Stored records:
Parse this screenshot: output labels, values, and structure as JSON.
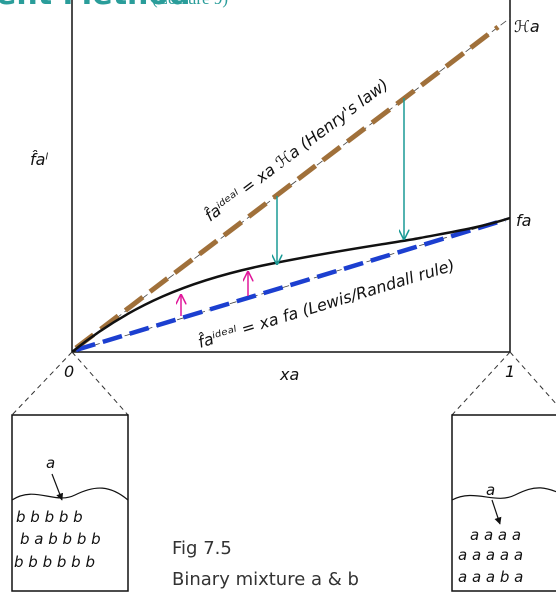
{
  "header": {
    "title": "ent Method",
    "subtitle": "(Lecture 9)"
  },
  "diagram": {
    "henry_end_label": "ℋa",
    "y_label": "f̂aˡ",
    "henry_label": "f̂aⁱᵈᵉᵃˡ = xa ℋa (Henry's law)",
    "pure_label": "fa",
    "lewis_label": "f̂aⁱᵈᵉᵃˡ = xa fa (Lewis/Randall rule)",
    "x_start": "0",
    "x_label": "xa",
    "x_end": "1"
  },
  "left_box": {
    "solute": "a",
    "rows": [
      "b b b b b",
      "b a b b b b",
      "b b b b b b"
    ]
  },
  "right_box": {
    "solute": "a",
    "rows": [
      "a a a a",
      "a a a a a",
      "a a a b a"
    ]
  },
  "caption": {
    "figure": "Fig 7.5",
    "text": "Binary mixture a & b"
  }
}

GOAL:
Each entry above should be reproduced exactly, with the pictures removed.

EXPECTED OUTPUT:
Parse this screenshot: output labels, values, and structure as JSON.
{
  "header": {
    "title": "ent Method",
    "subtitle": "(Lecture 9)"
  },
  "diagram": {
    "henry_end_label": "ℋa",
    "y_label": "f̂aˡ",
    "henry_label": "f̂aⁱᵈᵉᵃˡ = xa ℋa (Henry's law)",
    "pure_label": "fa",
    "lewis_label": "f̂aⁱᵈᵉᵃˡ = xa fa (Lewis/Randall rule)",
    "x_start": "0",
    "x_label": "xa",
    "x_end": "1"
  },
  "left_box": {
    "solute": "a",
    "rows": [
      "b b b b b",
      "b a b b b b",
      "b b b b b b"
    ]
  },
  "right_box": {
    "solute": "a",
    "rows": [
      "a a a a",
      "a a a a a",
      "a a a b a"
    ]
  },
  "caption": {
    "figure": "Fig 7.5",
    "text": "Binary mixture a & b"
  }
}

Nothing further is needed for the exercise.